So, there’s an extra nuannce there in the translation. The title of the book uses “ningen” as in the sense of taxonomical classification. So, it’s like saying “disqualified from being considered as a part of the human species.” 
I go this far in my intro because most consider Dazai’s work to be a response to Dostoevsky’s Crime and Punishment, (he name drops both Dostoevsky and the novel itself). Both of these novels portray society as a whole as an antagonistic force to one individual, who is considered an outsider to that same society. There’s a lot of similarities between the protagonists, both Raksolnikov and Yozo are terminally ill, show signs of mental illness, and both are characters who show incredible self-awareness and moments of self reflection while at the same time being unable to connect to the feelings or identify with the people around them in any healthy way. 
To connect back to my little rant on the translation of the title though, what could disqualify a person from being considered a human being? Well, they could commit a crime for instance. Then they’d be classified as a crimminal. 
Both protagonists of both novels are crimminals in a sense. However, that’s about where the similarities end. NLH is centrally about the main characters egoism. Society matters so little in NLH, society is just something that hangs ominously in the background to the outsider. 
Now there’s another novel by Dostoevsky that similiarly is recorded in a journal format, and is mainly about the main characters Ego.  Notes from Underground is considered to be one of Dos’s first existentialist novels. Existentialism (to oversimplify) in a sense of what does existing in this world mean? 
That’s why I say the central conflict is not with society itself, but rather within the character’s own head. The outsiders of society only exist within their own heads. Their main challenge is not to grapple with society, morality and law like Raskolnikov but rather to figure out what is inside their own heads and what they live for. 
Which is why the protagonists of both novels are terrible egoists. Their main personality trait is their egocentrism, or rather their inability or unwillingness to try to see or understand the feelings or experiences of others. They are first person narrators who only see the world from their own point of view, but they are not objectve narrators. The only thing they can see, the only thing they can relate to, the only thing they can convey is their feelings to the reader. 
F. Scott Fitzgerald writes a similiar novel from a similiar point of view in This Side of Paraidse, which shows the journey of one young man born into a rich family who grows up to not only lose the love of his life, but also to squander all his fortunes at the end of the story. However, Fitzgerald drops all pretense on what the story is about. The chapter titles are things like, the romantic egoist, the egoist considers, narcissus off duty, all the way to the egoist becomes a personage.

*Element position data:*
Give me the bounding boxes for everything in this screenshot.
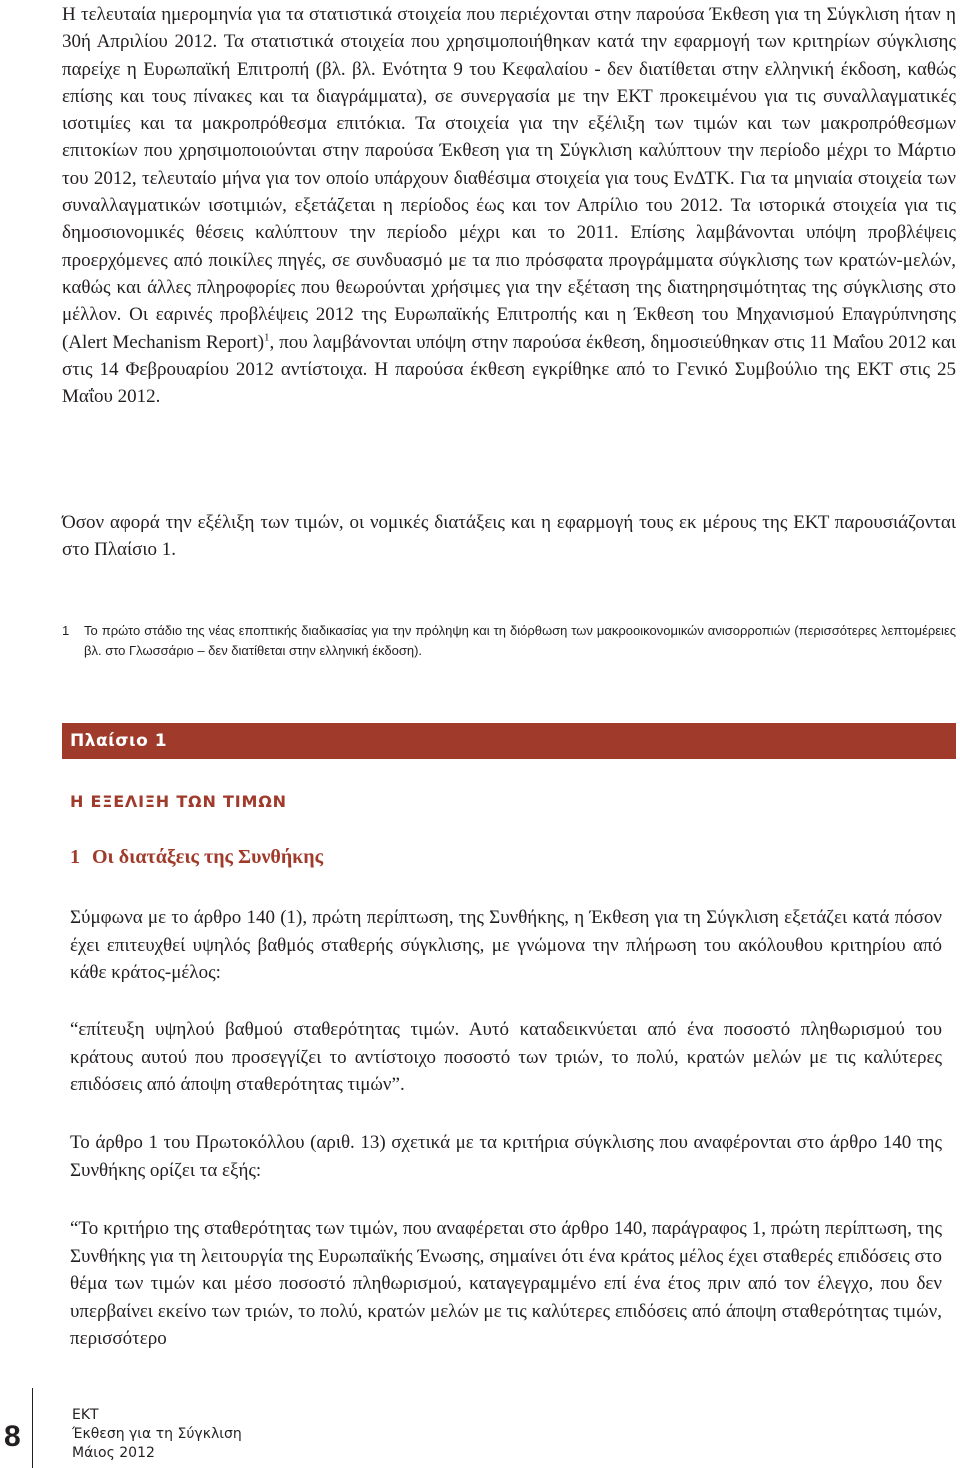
box-quote-2: “Το κριτήριο της σταθερότητας των τιμών, που αναφέρεται στο άρθρο 140, παράγραφος 1, πρώτη περίπτωση, της Συνθήκης για τη λειτουργία της Ευρωπαϊκής Ένωσης, σημαίνει ότι ένα κράτος μέλος έχει σταθερές επιδόσεις στο θέμα των τιμών και μέσο ποσοστό πληθωρισμού, καταγεγραμμένο επί ένα έτος πριν από τον έλεγχο, που δεν υπερβαίνει εκείνο των τριών, το πολύ, κρατών μελών με τις καλύτερες επιδόσεις από άποψη σταθερότητας τιμών, περισσότερο	[70, 1218, 942, 1349]
intro-paragraph	[62, 1, 956, 410]
subsection-number: 1	[70, 846, 80, 868]
running-footer	[72, 1406, 242, 1463]
box-paragraph-1: Σύμφωνα με το άρθρο 140 (1), πρώτη περίπτωση, της Συνθήκης, η Έκθεση για τη Σύγκλιση εξετάζει κατά πόσον έχει επιτευχθεί υψηλός βαθμός σταθερής σύγκλισης, με γνώμονα την πλήρωση του ακόλουθου κριτηρίου από κάθε κράτος-μέλος:	[70, 907, 942, 983]
footer-publisher: ΕΚΤ	[72, 1407, 99, 1423]
footnote-text: Το πρώτο στάδιο της νέας εποπτικής διαδικασίας για την πρόληψη και τη διόρθωση των μακροοικονομικών ανισορροπιών (περισσότερες λεπτομέρειες βλ. στο Γλωσσάριο – δεν διατίθεται στην ελληνική έκδοση).	[84, 623, 956, 658]
subsection-title: Οι διατάξεις της Συνθήκης	[92, 846, 324, 868]
box-header	[62, 723, 956, 759]
intro-paragraph-end: , που λαμβάνονται υπόψη στην παρούσα έκθεση, δημοσιεύθηκαν στις 11 Μαΐου 2012 και στις 14 Φεβρουαρίου 2012 αντίστοιχα. Η παρούσα έκθεση εγκρίθηκε από το Γενικό Συμβούλιο της ΕΚΤ στις 25 Μαΐου 2012.	[62, 331, 956, 408]
intro-paragraph-text: Η τελευταία ημερομηνία για τα στατιστικά στοιχεία που περιέχονται στην παρούσα Έκθεση για τη Σύγκλιση ήταν η 30ή Απριλίου 2012. Τα στατιστικά στοιχεία που χρησιμοποιήθηκαν κατά την εφαρμογή των κριτηρίων σύγκλισης παρείχε η Ευρωπαϊκή Επιτροπή (βλ. βλ. Ενότητα 9 του Κεφαλαίου - δεν διατίθεται στην ελληνική έκδοση, καθώς επίσης και τους πίνακες και τα διαγράμματα), σε συνεργασία με την ΕΚΤ προκειμένου για τις συναλλαγματικές ισοτιμίες και τα μακροπρόθεσμα επιτόκια. Τα στοιχεία για την εξέλιξη των τιμών και των μακροπρόθεσμων επιτοκίων που χρησιμοποιούνται στην παρούσα Έκθεση για τη Σύγκλιση καλύπτουν την περίοδο μέχρι το Μάρτιο του 2012, τελευταίο μήνα για τον οποίο υπάρχουν διαθέσιμα στοιχεία για τους ΕνΔΤΚ. Για τα μηνιαία στοιχεία των συναλλαγματικών ισοτιμιών, εξετάζεται η περίοδος έως και τον Απρίλιο του 2012. Τα ιστορικά στοιχεία για τις δημοσιονομικές θέσεις καλύπτουν την περίοδο μέχρι και το 2011. Επίσης λαμβάνονται υπόψη προβλέψεις προερχόμενες από ποικίλες πηγές, σε συνδυασμό με τα πιο πρόσφατα προγράμματα σύγκλισης των κρατών-μελών, καθώς και άλλες πληροφορίες που θεωρούνται χρήσιμες για την εξέταση της διατηρησιμότητας της σύγκλισης στο μέλλον. Οι εαρινές προβλέψεις 2012 της Ευρωπαϊκής Επιτροπής και η Έκθεση του Μηχανισμού Επαγρύπνησης (Alert Mechanism Report)	[62, 4, 956, 353]
footnote-reference[interactable]: 1	[264, 331, 270, 344]
footnote	[62, 621, 956, 661]
box-title: Η ΕΞΕΛΙΞΗ ΤΩΝ ΤΙΜΩΝ	[70, 792, 287, 811]
footer-date: Μάιος 2012	[72, 1445, 155, 1461]
box-label: Πλαίσιο 1	[70, 731, 168, 751]
box-paragraph-2: Το άρθρο 1 του Πρωτοκόλλου (αριθ. 13) σχετικά με τα κριτήρια σύγκλισης που αναφέρονται στο άρθρο 140 της Συνθήκης ορίζει τα εξής:	[70, 1132, 942, 1181]
footer-report-title: Έκθεση για τη Σύγκλιση	[72, 1426, 242, 1442]
footnote-number: 1	[62, 623, 70, 638]
price-developments-paragraph: Όσον αφορά την εξέλιξη των τιμών, οι νομικές διατάξεις και η εφαρμογή τους εκ μέρους της ΕΚΤ παρουσιάζονται στο Πλαίσιο 1.	[62, 512, 956, 561]
box-quote-1: “επίτευξη υψηλού βαθμού σταθερότητας τιμών. Αυτό καταδεικνύεται από ένα ποσοστό πληθωρισμού του κράτους αυτού που προσεγγίζει το αντίστοιχο ποσοστό των τριών, το πολύ, κρατών μελών με τις καλύτερες επιδόσεις από άποψη σταθερότητας τιμών”.	[70, 1019, 942, 1095]
subsection-heading	[70, 846, 323, 869]
page-number: 8	[4, 1420, 21, 1453]
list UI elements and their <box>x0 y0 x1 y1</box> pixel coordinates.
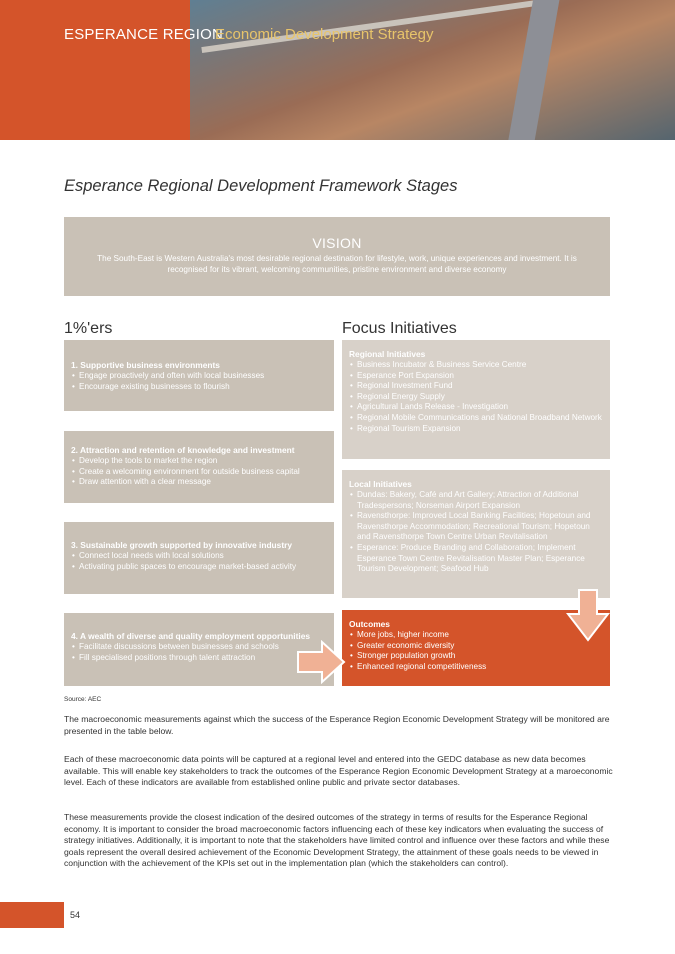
list-item: • Regional Energy Supply <box>349 392 603 403</box>
list-item: • Regional Investment Fund <box>349 381 603 392</box>
left-box-title: 4. A wealth of diverse and quality employment opportunities <box>71 631 311 641</box>
list-item: • Dundas: Bakery, Café and Art Gallery; Attraction of Additional Tradespersons; Norseman Airport Expansion <box>349 490 603 511</box>
list-item: • Fill specialised positions through talent attraction <box>71 653 327 664</box>
vision-text: The South-East is Western Australia's most desirable regional destination for lifestyle, work, unique experiences and investment. It is recognised for its vibrant, welcoming communities, pristine environment and diverse economy <box>97 254 577 274</box>
footer-accent-bar <box>0 902 64 928</box>
header-subtitle: Economic Development Strategy <box>215 26 434 43</box>
left-box-1 <box>64 340 334 411</box>
list-item: • Develop the tools to market the region <box>71 456 327 467</box>
list-item: • Activating public spaces to encourage market-based activity <box>71 562 327 573</box>
page-number: 54 <box>70 910 81 920</box>
list-item: • Greater economic diversity <box>349 641 603 652</box>
list-item: • Stronger population growth <box>349 651 603 662</box>
list-item: • Engage proactively and often with local businesses <box>71 371 327 382</box>
left-box-4 <box>64 613 334 686</box>
left-column-heading: 1%'ers <box>64 320 113 337</box>
paragraph-1: The macroeconomic measurements against which the success of the Esperance Region Economic Development Strategy will be monitored are presented in the table below. <box>64 714 610 736</box>
list-item: • Regional Tourism Expansion <box>349 424 603 435</box>
vision-box <box>64 217 610 296</box>
left-box-2 <box>64 431 334 503</box>
list-item: • Ravensthorpe: Improved Local Banking Facilities; Hopetoun and Ravensthorpe Accommodation; Recreational Tourism; Hopetoun and Ravensthorpe Town Centre Urban Revitalisation <box>349 511 603 543</box>
list-item: • Business Incubator & Business Service Centre <box>349 360 603 371</box>
left-box-title: 1. Supportive business environments <box>71 360 220 370</box>
local-initiatives-title: Local Initiatives <box>349 479 412 489</box>
list-item: • Connect local needs with local solutions <box>71 551 327 562</box>
list-item: • Esperance: Produce Branding and Collaboration; Implement Esperance Town Centre Revitalisation Master Plan; Esperance Tourism Development; Seafood Hub <box>349 543 603 575</box>
source-note: Source: AEC <box>64 696 102 703</box>
paragraph-3: These measurements provide the closest indication of the desired outcomes of the strategy in terms of results for the Esperance Regional economy. It is important to consider the broad macroeconomic factors influencing each of these key indicators when evaluating the success of strategy initiatives. Additionally, it is important to note that the stakeholders have limited control and influence over these factors and while these goals represent the overall desired achievement of the Economic Development Strategy, the attainment of these goals needs to be viewed in conjunction with the achievement of the KPIs set out in the implementation plan (which the stakeholders can control). <box>64 812 610 868</box>
vision-title: VISION <box>312 235 362 251</box>
paragraph-2: Each of these macroeconomic data points will be captured at a regional level and entered into the GEDC database as new data becomes available. This will enable key stakeholders to track the outcomes of the Esperance Region Economic Development Strategy at a maroeconomic level. Each of these indicators are available from established online public and private sector databases. <box>64 754 613 787</box>
regional-initiatives-title: Regional Initiatives <box>349 349 426 359</box>
list-item: • Enhanced regional competitiveness <box>349 662 603 673</box>
left-box-title: 3. Sustainable growth supported by innovative industry <box>71 540 293 550</box>
header-accent-block <box>0 0 190 140</box>
regional-initiatives-box <box>342 340 610 459</box>
header-title: ESPERANCE REGION <box>64 26 224 43</box>
list-item: • Facilitate discussions between businesses and schools <box>71 642 327 653</box>
section-title: Esperance Regional Development Framework Stages <box>64 177 458 195</box>
header-banner <box>0 0 675 140</box>
header-photo <box>190 0 675 140</box>
list-item: • Encourage existing businesses to flourish <box>71 382 327 393</box>
local-initiatives-box <box>342 470 610 598</box>
left-box-title: 2. Attraction and retention of knowledge and investment <box>71 445 295 455</box>
right-column-heading: Focus Initiatives <box>342 320 457 337</box>
arrow-down-icon <box>566 588 610 644</box>
left-box-3 <box>64 522 334 594</box>
list-item: • Draw attention with a clear message <box>71 477 327 488</box>
list-item: • Esperance Port Expansion <box>349 371 603 382</box>
list-item: • Agricultural Lands Release - Investigation <box>349 402 603 413</box>
list-item: • More jobs, higher income <box>349 630 603 641</box>
list-item: • Create a welcoming environment for outside business capital <box>71 467 327 478</box>
arrow-right-icon <box>296 640 346 684</box>
list-item: • Regional Mobile Communications and National Broadband Network <box>349 413 603 424</box>
outcomes-title: Outcomes <box>349 619 390 629</box>
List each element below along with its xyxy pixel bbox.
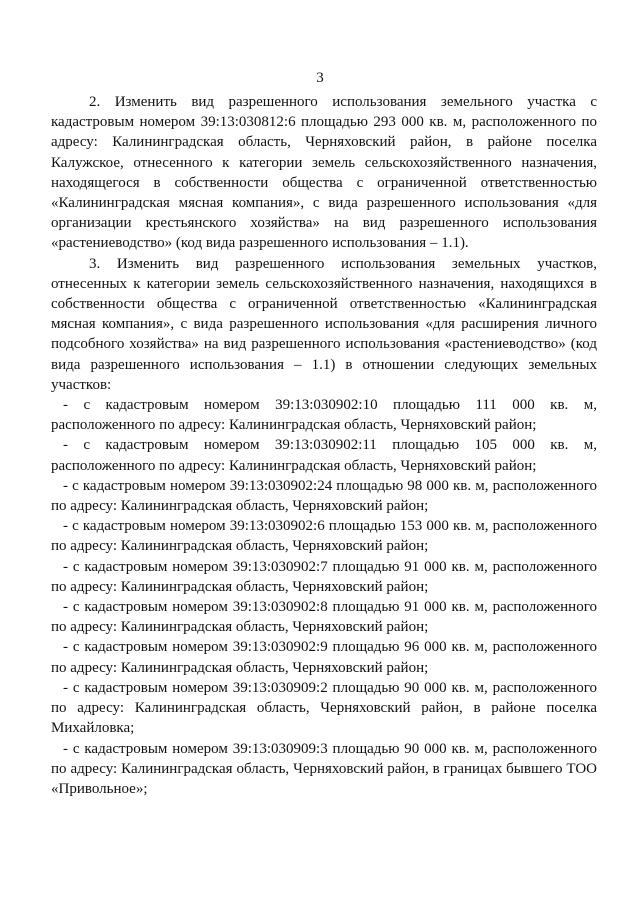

*Parts of the exercise:*
• A. In the essay on No Longer Human, which novel do most readers consider Dazai's work a response to?
• B. In the records, substitute "page-footer" for "running-footer" and write out only everything from the line containing "1218, 942, 1349]" down to the line containing "intro-paragraph-end: , που", leaving all else as it stands.

*Results by task:*
• A. Dostoevsky's Crime and Punishment.

• B.
box-quote-2: “Το κριτήριο της σταθερότητας των τιμών, που αναφέρεται στο άρθρο 140, παράγραφος 1, πρώτη περίπτωση, της Συνθήκης για τη λειτουργία της Ευρωπαϊκής Ένωσης, σημαίνει ότι ένα κράτος μέλος έχει σταθερές επιδόσεις στο θέμα των τιμών και μέσο ποσοστό πληθωρισμού, καταγεγραμμένο επί ένα έτος πριν από τον έλεγχο, που δεν υπερβαίνει εκείνο των τριών, το πολύ, κρατών μελών με τις καλύτερες επιδόσεις από άποψη σταθερότητας τιμών, περισσότερο	[70, 1218, 942, 1349]
intro-paragraph	[62, 1, 956, 410]
subsection-number: 1	[70, 846, 80, 868]
page-footer	[72, 1406, 242, 1463]
box-paragraph-1: Σύμφωνα με το άρθρο 140 (1), πρώτη περίπτωση, της Συνθήκης, η Έκθεση για τη Σύγκλιση εξετάζει κατά πόσον έχει επιτευχθεί υψηλός βαθμός σταθερής σύγκλισης, με γνώμονα την πλήρωση του ακόλουθου κριτηρίου από κάθε κράτος-μέλος:	[70, 907, 942, 983]
footer-publisher: ΕΚΤ	[72, 1407, 99, 1423]
footnote-text: Το πρώτο στάδιο της νέας εποπτικής διαδικασίας για την πρόληψη και τη διόρθωση των μακροοικονομικών ανισορροπιών (περισσότερες λεπτομέρειες βλ. στο Γλωσσάριο – δεν διατίθεται στην ελληνική έκδοση).	[84, 623, 956, 658]
subsection-title: Οι διατάξεις της Συνθήκης	[92, 846, 324, 868]
box-header	[62, 723, 956, 759]
intro-paragraph-end: , που λαμβάνονται υπόψη στην παρούσα έκθεση, δημοσιεύθηκαν στις 11 Μαΐου 2012 και στις 14 Φεβρουαρίου 2012 αντίστοιχα. Η παρούσα έκθεση εγκρίθηκε από το Γενικό Συμβούλιο της ΕΚΤ στις 25 Μαΐου 2012.	[62, 331, 956, 408]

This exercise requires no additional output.